[Saved entries]
++++++++++
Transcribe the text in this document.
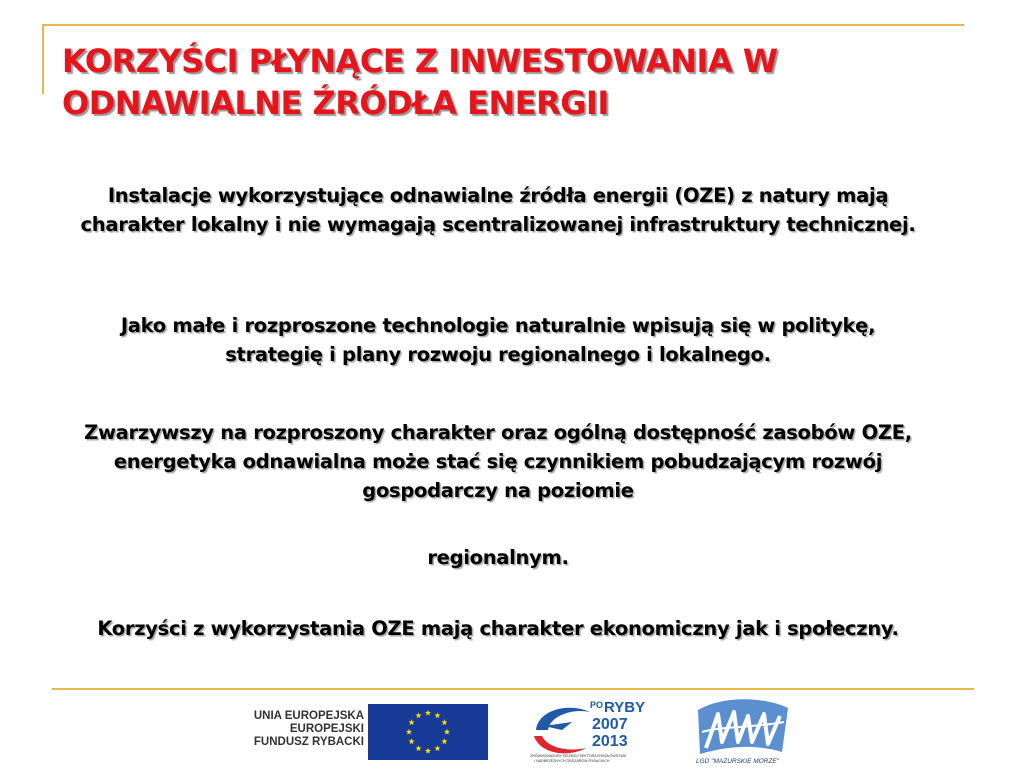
KORZYŚCI PŁYNĄCE Z INWESTOWANIA W
ODNAWIALNE ŹRÓDŁA ENERGII

Instalacje wykorzystujące odnawialne źródła energii (OZE) z natury mają charakter lokalny i nie wymagają scentralizowanej infrastruktury technicznej.

Jako małe i rozproszone technologie naturalnie wpisują się w politykę, strategię i plany rozwoju regionalnego i lokalnego.

Zwarzywszy na rozproszony charakter oraz ogólną dostępność zasobów OZE, energetyka odnawialna może stać się czynnikiem pobudzającym rozwój gospodarczy na poziomie

regionalnym.

Korzyści z wykorzystania OZE mają charakter ekonomiczny jak i społeczny.

UNIA EUROPEJSKA
EUROPEJSKI
FUNDUSZ RYBACKI
PO RYBY
2007
2013
ZRÓWNOWAŻONY ROZWÓJ SEKTORA RYBOŁÓWSTWA
I NADBRZEŻNYCH OBSZARÓW RYBACKICH	LGD "MAZURSKIE MORZE"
++++++++++
Omit every picture, then repeat the remaining data exactly as it appears above.

Transcribe the text in this document.
KORZYŚCI PŁYNĄCE Z INWESTOWANIA W
ODNAWIALNE ŹRÓDŁA ENERGII

Instalacje wykorzystujące odnawialne źródła energii (OZE) z natury mają charakter lokalny i nie wymagają scentralizowanej infrastruktury technicznej.

Jako małe i rozproszone technologie naturalnie wpisują się w politykę, strategię i plany rozwoju regionalnego i lokalnego.

Zwarzywszy na rozproszony charakter oraz ogólną dostępność zasobów OZE, energetyka odnawialna może stać się czynnikiem pobudzającym rozwój gospodarczy na poziomie

regionalnym.

Korzyści z wykorzystania OZE mają charakter ekonomiczny jak i społeczny.

UNIA EUROPEJSKA
EUROPEJSKI
FUNDUSZ RYBACKI
PO RYBY
2007
2013
ZRÓWNOWAŻONY ROZWÓJ SEKTORA RYBOŁÓWSTWA
I NADBRZEŻNYCH OBSZARÓW RYBACKICH	LGD "MAZURSKIE MORZE"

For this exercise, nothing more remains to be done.